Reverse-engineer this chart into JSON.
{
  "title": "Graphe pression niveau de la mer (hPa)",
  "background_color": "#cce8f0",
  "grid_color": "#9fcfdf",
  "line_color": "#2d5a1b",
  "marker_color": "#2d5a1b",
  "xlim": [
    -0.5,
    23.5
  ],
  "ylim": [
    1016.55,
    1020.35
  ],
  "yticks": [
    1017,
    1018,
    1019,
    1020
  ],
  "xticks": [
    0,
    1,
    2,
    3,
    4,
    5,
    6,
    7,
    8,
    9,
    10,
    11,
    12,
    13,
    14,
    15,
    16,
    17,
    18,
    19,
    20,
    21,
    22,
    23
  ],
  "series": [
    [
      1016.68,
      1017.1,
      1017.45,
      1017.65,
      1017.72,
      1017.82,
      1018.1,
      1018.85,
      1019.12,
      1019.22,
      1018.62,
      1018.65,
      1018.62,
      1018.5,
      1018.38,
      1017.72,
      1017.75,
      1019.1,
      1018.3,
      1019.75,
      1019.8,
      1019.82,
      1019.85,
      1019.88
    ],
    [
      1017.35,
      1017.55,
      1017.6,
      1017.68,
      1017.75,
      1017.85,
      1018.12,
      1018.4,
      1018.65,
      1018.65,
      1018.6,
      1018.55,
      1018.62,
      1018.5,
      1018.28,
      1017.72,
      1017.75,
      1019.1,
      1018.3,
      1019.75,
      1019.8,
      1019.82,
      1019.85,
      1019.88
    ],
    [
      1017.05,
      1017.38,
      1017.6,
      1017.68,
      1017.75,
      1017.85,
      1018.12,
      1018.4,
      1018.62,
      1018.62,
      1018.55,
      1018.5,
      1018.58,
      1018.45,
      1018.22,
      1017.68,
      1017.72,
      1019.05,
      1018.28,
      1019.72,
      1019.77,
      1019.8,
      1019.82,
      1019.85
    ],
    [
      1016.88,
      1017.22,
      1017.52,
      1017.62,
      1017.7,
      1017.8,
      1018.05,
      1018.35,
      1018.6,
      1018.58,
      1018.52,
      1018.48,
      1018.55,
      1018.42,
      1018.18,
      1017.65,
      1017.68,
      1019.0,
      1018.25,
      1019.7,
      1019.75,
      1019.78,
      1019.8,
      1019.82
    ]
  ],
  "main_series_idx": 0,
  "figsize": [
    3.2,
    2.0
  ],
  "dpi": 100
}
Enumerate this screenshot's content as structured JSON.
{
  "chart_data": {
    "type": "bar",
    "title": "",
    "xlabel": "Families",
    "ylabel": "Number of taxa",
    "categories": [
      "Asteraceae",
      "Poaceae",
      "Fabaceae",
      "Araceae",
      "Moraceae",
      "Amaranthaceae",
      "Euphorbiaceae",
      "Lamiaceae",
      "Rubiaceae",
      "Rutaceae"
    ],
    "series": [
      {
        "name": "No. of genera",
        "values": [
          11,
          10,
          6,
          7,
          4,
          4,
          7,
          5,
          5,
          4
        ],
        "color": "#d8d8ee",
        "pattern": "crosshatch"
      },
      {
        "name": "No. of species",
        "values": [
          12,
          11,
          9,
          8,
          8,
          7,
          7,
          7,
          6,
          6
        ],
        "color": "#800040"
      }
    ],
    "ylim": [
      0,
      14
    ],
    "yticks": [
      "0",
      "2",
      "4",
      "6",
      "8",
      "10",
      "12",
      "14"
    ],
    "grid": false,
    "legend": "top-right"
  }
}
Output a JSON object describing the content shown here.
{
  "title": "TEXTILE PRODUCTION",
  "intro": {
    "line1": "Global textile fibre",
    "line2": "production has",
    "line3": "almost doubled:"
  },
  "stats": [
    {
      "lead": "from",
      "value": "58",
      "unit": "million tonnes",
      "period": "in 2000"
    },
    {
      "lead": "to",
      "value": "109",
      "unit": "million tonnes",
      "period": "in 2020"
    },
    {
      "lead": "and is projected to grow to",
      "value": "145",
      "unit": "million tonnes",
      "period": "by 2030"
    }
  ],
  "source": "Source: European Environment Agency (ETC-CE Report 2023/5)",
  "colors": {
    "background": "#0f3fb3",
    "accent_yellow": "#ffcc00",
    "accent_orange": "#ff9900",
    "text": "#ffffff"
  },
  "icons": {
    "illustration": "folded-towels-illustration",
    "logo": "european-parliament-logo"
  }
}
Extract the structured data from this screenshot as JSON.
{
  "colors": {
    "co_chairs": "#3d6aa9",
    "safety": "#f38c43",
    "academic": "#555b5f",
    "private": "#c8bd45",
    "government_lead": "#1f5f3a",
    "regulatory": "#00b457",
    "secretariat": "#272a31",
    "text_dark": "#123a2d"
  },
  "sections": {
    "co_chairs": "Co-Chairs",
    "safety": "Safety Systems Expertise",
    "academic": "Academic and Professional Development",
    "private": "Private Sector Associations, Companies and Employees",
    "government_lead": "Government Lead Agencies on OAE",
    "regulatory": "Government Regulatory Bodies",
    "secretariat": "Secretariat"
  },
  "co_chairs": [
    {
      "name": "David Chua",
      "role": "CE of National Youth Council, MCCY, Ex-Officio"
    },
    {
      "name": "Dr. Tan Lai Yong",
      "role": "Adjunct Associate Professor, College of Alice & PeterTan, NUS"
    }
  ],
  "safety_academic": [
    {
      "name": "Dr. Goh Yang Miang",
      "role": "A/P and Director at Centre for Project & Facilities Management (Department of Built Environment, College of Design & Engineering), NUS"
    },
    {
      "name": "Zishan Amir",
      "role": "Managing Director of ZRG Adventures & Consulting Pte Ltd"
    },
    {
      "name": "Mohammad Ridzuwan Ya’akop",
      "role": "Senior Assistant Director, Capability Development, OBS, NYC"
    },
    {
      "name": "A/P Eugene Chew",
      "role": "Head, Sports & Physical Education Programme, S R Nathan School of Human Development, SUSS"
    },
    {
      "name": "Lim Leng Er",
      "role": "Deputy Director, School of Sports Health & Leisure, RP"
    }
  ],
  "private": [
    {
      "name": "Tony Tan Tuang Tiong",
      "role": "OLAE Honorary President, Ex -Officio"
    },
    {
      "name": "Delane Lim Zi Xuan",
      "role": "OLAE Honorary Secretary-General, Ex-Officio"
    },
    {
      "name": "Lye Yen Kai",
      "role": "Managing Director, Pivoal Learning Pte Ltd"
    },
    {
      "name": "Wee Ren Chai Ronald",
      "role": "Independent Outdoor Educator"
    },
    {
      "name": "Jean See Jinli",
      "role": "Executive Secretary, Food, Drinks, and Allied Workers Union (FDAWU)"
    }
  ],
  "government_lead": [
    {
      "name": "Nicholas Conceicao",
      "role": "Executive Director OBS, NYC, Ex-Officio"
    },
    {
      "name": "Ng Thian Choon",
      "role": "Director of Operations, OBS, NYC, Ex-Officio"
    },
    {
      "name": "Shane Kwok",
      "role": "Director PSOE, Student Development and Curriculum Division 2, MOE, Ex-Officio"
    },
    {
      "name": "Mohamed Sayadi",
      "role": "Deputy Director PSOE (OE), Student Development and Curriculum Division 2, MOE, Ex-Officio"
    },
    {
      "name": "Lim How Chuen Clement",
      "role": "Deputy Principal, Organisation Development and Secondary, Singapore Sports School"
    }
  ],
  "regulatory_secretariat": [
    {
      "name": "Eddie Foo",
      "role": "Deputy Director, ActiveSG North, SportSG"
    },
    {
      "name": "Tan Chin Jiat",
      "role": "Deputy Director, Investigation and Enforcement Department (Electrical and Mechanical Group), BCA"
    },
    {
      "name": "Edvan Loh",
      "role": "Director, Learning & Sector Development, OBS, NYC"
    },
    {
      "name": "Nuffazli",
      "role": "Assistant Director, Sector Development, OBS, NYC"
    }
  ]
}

--------------------

Reproduce each line of the material containing the word "from".

▶ [SOLUTION TO THIS EXERCISE]:
      "lead": "from",
Extract the structured data from this screenshot as JSON.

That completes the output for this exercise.